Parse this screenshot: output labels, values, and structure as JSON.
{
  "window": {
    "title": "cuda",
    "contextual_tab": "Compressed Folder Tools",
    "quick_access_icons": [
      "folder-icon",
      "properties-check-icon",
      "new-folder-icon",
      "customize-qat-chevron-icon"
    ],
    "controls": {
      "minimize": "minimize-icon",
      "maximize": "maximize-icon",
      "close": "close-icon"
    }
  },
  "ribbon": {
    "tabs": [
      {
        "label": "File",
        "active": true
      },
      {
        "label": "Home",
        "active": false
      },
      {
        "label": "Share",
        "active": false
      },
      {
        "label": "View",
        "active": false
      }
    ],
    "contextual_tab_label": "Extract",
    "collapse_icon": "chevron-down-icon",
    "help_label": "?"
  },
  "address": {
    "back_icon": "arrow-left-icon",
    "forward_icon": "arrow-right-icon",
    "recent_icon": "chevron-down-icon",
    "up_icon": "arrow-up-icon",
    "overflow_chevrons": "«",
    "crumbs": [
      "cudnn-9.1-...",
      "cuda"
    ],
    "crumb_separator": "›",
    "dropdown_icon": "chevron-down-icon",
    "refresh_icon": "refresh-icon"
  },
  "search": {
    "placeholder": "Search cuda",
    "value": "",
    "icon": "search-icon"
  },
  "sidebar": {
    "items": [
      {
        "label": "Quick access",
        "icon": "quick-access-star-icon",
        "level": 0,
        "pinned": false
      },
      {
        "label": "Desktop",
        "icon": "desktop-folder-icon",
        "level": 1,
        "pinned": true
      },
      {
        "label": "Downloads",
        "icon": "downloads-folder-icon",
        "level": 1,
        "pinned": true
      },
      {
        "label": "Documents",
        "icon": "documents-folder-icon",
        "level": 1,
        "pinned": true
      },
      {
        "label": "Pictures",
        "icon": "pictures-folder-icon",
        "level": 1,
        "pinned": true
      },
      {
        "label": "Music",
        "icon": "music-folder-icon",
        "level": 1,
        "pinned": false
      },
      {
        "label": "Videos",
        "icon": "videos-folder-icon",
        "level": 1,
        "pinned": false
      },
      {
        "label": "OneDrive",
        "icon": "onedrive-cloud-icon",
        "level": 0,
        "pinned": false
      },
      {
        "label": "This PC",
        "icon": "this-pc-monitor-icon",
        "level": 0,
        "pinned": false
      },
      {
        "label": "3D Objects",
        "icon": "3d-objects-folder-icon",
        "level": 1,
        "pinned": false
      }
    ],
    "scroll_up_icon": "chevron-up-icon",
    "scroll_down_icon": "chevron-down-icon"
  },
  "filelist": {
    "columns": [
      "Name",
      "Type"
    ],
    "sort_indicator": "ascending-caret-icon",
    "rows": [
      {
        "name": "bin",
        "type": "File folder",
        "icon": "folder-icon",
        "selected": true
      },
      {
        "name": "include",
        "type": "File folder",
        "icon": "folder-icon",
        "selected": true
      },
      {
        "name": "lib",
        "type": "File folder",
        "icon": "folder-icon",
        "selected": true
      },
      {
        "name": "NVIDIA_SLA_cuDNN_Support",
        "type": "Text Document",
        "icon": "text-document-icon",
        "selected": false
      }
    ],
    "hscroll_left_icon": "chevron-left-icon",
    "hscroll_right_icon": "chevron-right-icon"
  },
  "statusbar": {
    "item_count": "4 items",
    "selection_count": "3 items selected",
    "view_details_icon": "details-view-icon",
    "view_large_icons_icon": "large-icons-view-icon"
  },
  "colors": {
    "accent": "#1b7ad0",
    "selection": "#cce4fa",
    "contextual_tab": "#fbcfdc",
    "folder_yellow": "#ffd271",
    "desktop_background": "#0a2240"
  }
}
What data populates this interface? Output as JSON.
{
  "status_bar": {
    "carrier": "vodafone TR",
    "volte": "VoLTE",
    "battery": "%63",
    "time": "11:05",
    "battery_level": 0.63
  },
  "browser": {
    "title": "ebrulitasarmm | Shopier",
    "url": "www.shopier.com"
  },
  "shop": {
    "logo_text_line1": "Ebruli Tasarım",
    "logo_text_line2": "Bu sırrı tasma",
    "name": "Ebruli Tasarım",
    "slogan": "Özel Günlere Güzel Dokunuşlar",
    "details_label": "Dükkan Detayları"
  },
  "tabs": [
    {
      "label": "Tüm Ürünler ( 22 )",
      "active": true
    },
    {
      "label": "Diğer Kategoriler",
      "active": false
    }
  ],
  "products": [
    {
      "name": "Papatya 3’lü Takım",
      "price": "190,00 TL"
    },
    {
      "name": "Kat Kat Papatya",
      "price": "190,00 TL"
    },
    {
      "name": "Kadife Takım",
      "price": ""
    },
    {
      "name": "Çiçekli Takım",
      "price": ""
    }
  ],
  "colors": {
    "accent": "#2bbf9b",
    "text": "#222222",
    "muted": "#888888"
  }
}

================================

Do this:
Repeat the records exactly, including every line.

Output of the exercise:
Parse this screenshot: output labels, values, and structure as JSON.
{
  "window": {
    "title": "cuda",
    "contextual_tab": "Compressed Folder Tools",
    "quick_access_icons": [
      "folder-icon",
      "properties-check-icon",
      "new-folder-icon",
      "customize-qat-chevron-icon"
    ],
    "controls": {
      "minimize": "minimize-icon",
      "maximize": "maximize-icon",
      "close": "close-icon"
    }
  },
  "ribbon": {
    "tabs": [
      {
        "label": "File",
        "active": true
      },
      {
        "label": "Home",
        "active": false
      },
      {
        "label": "Share",
        "active": false
      },
      {
        "label": "View",
        "active": false
      }
    ],
    "contextual_tab_label": "Extract",
    "collapse_icon": "chevron-down-icon",
    "help_label": "?"
  },
  "address": {
    "back_icon": "arrow-left-icon",
    "forward_icon": "arrow-right-icon",
    "recent_icon": "chevron-down-icon",
    "up_icon": "arrow-up-icon",
    "overflow_chevrons": "«",
    "crumbs": [
      "cudnn-9.1-...",
      "cuda"
    ],
    "crumb_separator": "›",
    "dropdown_icon": "chevron-down-icon",
    "refresh_icon": "refresh-icon"
  },
  "search": {
    "placeholder": "Search cuda",
    "value": "",
    "icon": "search-icon"
  },
  "sidebar": {
    "items": [
      {
        "label": "Quick access",
        "icon": "quick-access-star-icon",
        "level": 0,
        "pinned": false
      },
      {
        "label": "Desktop",
        "icon": "desktop-folder-icon",
        "level": 1,
        "pinned": true
      },
      {
        "label": "Downloads",
        "icon": "downloads-folder-icon",
        "level": 1,
        "pinned": true
      },
      {
        "label": "Documents",
        "icon": "documents-folder-icon",
        "level": 1,
        "pinned": true
      },
      {
        "label": "Pictures",
        "icon": "pictures-folder-icon",
        "level": 1,
        "pinned": true
      },
      {
        "label": "Music",
        "icon": "music-folder-icon",
        "level": 1,
        "pinned": false
      },
      {
        "label": "Videos",
        "icon": "videos-folder-icon",
        "level": 1,
        "pinned": false
      },
      {
        "label": "OneDrive",
        "icon": "onedrive-cloud-icon",
        "level": 0,
        "pinned": false
      },
      {
        "label": "This PC",
        "icon": "this-pc-monitor-icon",
        "level": 0,
        "pinned": false
      },
      {
        "label": "3D Objects",
        "icon": "3d-objects-folder-icon",
        "level": 1,
        "pinned": false
      }
    ],
    "scroll_up_icon": "chevron-up-icon",
    "scroll_down_icon": "chevron-down-icon"
  },
  "filelist": {
    "columns": [
      "Name",
      "Type"
    ],
    "sort_indicator": "ascending-caret-icon",
    "rows": [
      {
        "name": "bin",
        "type": "File folder",
        "icon": "folder-icon",
        "selected": true
      },
      {
        "name": "include",
        "type": "File folder",
        "icon": "folder-icon",
        "selected": true
      },
      {
        "name": "lib",
        "type": "File folder",
        "icon": "folder-icon",
        "selected": true
      },
      {
        "name": "NVIDIA_SLA_cuDNN_Support",
        "type": "Text Document",
        "icon": "text-document-icon",
        "selected": false
      }
    ],
    "hscroll_left_icon": "chevron-left-icon",
    "hscroll_right_icon": "chevron-right-icon"
  },
  "statusbar": {
    "item_count": "4 items",
    "selection_count": "3 items selected",
    "view_details_icon": "details-view-icon",
    "view_large_icons_icon": "large-icons-view-icon"
  },
  "colors": {
    "accent": "#1b7ad0",
    "selection": "#cce4fa",
    "contextual_tab": "#fbcfdc",
    "folder_yellow": "#ffd271",
    "desktop_background": "#0a2240"
  }
}
What data populates this interface? Output as JSON.
{
  "status_bar": {
    "carrier": "vodafone TR",
    "volte": "VoLTE",
    "battery": "%63",
    "time": "11:05",
    "battery_level": 0.63
  },
  "browser": {
    "title": "ebrulitasarmm | Shopier",
    "url": "www.shopier.com"
  },
  "shop": {
    "logo_text_line1": "Ebruli Tasarım",
    "logo_text_line2": "Bu sırrı tasma",
    "name": "Ebruli Tasarım",
    "slogan": "Özel Günlere Güzel Dokunuşlar",
    "details_label": "Dükkan Detayları"
  },
  "tabs": [
    {
      "label": "Tüm Ürünler ( 22 )",
      "active": true
    },
    {
      "label": "Diğer Kategoriler",
      "active": false
    }
  ],
  "products": [
    {
      "name": "Papatya 3’lü Takım",
      "price": "190,00 TL"
    },
    {
      "name": "Kat Kat Papatya",
      "price": "190,00 TL"
    },
    {
      "name": "Kadife Takım",
      "price": ""
    },
    {
      "name": "Çiçekli Takım",
      "price": ""
    }
  ],
  "colors": {
    "accent": "#2bbf9b",
    "text": "#222222",
    "muted": "#888888"
  }
}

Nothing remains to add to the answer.